Reading text.
=-=-=-=-=

Minister of Police, Prisons and Fire Services
- In office 17 May 2006 – 2009
- Prime Minister: Feleti Sevele
- Preceded by: Sitenimoa Valevale

Attorney General of Tonga
- In office 24 September 2004 – 17 May 2006
- Prime Minister: Feleti Sevele 'Ulukalala Lavaka Ata
- Preceded by: Baron Fielakepa
- Succeeded by: ʻAlisi Afeaki Taumoepeau

Commissioner for Public Relations
- In office 2001–2004
- Prime Minister: 'Ulukalala Lavaka Ata
- Preceded by: none (office established)
- Succeeded by: Penisimani Fonua

Personal details
- Died: 27 April 2018

= Siaosi Taimani ʻAho =

Tongan diplomat

Siaosi Taimani ʻAho (died 27 April 2018) was a Tongan diplomat, civil servant, politician, and Cabinet minister. He was Tonga's first Commissioner for Public Relations.

In 1982 he was appointed Secretary to the Cabinet. He was later made secretary for Foreign Affairs. In July 1987 he was appointed Tonga's ambassador to the United States of America.

In 2001, he was appointed as Tonga's first Commissioner for Public Relations, with the task of investigating complaints about maladministration in government departments. In 2004 he asked for the Commissioner's office to have more powers to compel government agencies to release information.

=-=-=-=-=

Data extract.
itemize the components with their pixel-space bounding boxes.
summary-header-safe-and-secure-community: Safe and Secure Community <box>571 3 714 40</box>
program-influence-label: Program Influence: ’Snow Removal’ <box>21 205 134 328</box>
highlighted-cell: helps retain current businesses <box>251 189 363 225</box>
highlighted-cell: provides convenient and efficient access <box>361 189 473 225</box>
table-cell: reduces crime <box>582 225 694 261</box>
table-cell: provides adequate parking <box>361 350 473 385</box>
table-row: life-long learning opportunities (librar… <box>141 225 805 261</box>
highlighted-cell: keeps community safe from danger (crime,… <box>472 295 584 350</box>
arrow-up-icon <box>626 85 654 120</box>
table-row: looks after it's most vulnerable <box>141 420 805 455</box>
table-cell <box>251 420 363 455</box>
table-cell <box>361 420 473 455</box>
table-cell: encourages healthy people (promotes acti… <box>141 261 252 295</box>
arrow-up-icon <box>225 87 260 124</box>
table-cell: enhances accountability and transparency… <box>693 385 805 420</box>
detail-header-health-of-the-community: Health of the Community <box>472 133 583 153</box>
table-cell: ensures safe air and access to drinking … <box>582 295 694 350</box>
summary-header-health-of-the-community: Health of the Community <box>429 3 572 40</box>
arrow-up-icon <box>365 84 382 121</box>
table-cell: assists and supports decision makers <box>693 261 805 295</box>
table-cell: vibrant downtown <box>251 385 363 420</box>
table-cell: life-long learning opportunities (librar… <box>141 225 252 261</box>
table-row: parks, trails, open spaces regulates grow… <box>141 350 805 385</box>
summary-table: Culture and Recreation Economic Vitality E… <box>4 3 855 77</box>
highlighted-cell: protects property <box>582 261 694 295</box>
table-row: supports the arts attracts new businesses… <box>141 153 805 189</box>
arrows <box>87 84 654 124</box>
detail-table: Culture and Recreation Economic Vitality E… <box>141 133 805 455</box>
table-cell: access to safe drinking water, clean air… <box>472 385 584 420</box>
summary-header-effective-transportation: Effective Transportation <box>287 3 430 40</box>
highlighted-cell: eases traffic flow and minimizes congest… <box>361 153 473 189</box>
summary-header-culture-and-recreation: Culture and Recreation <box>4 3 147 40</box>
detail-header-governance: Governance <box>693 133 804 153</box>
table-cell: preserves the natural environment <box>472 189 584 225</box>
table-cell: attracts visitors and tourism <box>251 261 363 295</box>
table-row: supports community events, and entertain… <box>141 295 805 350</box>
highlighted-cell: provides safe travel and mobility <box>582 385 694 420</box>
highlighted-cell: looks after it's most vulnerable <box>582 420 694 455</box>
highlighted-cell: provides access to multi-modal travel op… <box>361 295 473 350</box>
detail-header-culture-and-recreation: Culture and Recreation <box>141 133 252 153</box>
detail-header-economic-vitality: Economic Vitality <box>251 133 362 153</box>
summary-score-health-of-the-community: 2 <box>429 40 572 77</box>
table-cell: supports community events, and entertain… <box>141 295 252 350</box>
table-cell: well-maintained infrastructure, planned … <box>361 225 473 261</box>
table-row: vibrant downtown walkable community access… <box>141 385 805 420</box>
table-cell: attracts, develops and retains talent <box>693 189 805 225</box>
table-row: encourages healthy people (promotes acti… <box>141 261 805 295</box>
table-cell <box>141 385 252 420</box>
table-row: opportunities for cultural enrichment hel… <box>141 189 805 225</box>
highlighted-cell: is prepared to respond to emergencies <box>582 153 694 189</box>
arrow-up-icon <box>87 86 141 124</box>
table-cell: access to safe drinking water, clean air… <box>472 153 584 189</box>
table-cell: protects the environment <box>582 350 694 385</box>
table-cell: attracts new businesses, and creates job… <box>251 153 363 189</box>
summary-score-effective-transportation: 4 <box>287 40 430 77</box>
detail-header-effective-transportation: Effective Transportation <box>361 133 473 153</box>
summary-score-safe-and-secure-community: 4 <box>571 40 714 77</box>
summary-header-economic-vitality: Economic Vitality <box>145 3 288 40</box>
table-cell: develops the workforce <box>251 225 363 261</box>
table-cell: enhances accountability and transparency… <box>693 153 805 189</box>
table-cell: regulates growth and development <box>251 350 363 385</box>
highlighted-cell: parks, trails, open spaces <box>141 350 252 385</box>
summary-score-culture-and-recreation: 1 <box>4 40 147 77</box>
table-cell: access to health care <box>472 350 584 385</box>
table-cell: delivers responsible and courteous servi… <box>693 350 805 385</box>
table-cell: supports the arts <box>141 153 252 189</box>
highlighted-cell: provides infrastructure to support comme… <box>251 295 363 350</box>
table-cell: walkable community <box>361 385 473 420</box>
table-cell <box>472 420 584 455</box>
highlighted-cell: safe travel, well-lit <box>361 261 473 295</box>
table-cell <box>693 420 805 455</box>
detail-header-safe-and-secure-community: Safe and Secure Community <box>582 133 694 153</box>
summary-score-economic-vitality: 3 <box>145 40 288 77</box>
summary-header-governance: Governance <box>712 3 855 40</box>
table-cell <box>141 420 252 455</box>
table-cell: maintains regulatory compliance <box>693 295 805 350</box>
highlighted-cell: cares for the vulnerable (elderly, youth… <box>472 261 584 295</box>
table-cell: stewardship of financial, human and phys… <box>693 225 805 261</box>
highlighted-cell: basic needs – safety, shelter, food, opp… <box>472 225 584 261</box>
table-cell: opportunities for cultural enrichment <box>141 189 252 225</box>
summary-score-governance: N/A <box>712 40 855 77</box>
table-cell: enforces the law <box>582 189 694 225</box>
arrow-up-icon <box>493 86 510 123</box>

=-=-=-=-=

Extend the biography of Siaosi Taimani ʻAho above, picking up right after its final sentence.

In 2004 he was appointed Attorney General of Tonga and Minister of Justice, replacing Baron Fielakepa who had been in the post for only a month. During the 2005 Tongan public service strike he accused the Tongan Public Service Association of holding the country hostage. A cabinet reshuffle in 2006 saw him surrender his portfolios and become Minister of Police, Prisons and Fire Services instead. He was police minister during the 2006 Nukuʻalofa riots, and was responsible for the prolonged state of emergency which followed. Following reports that many of those detained after the riots had been abused by police and soldiers, he called the reports "one-sided".

In March 2009 he was appointed as Tonga's first High Commissioner to New Zealand. The High Commission was closed in 2011 for financial reasons.

ʻAho died on 27 April 2018 following an undisclosed illness.

==Honours==
- National honours
- Order of Queen Sālote Tupou III, Knight Grand Cross (31 July 2008).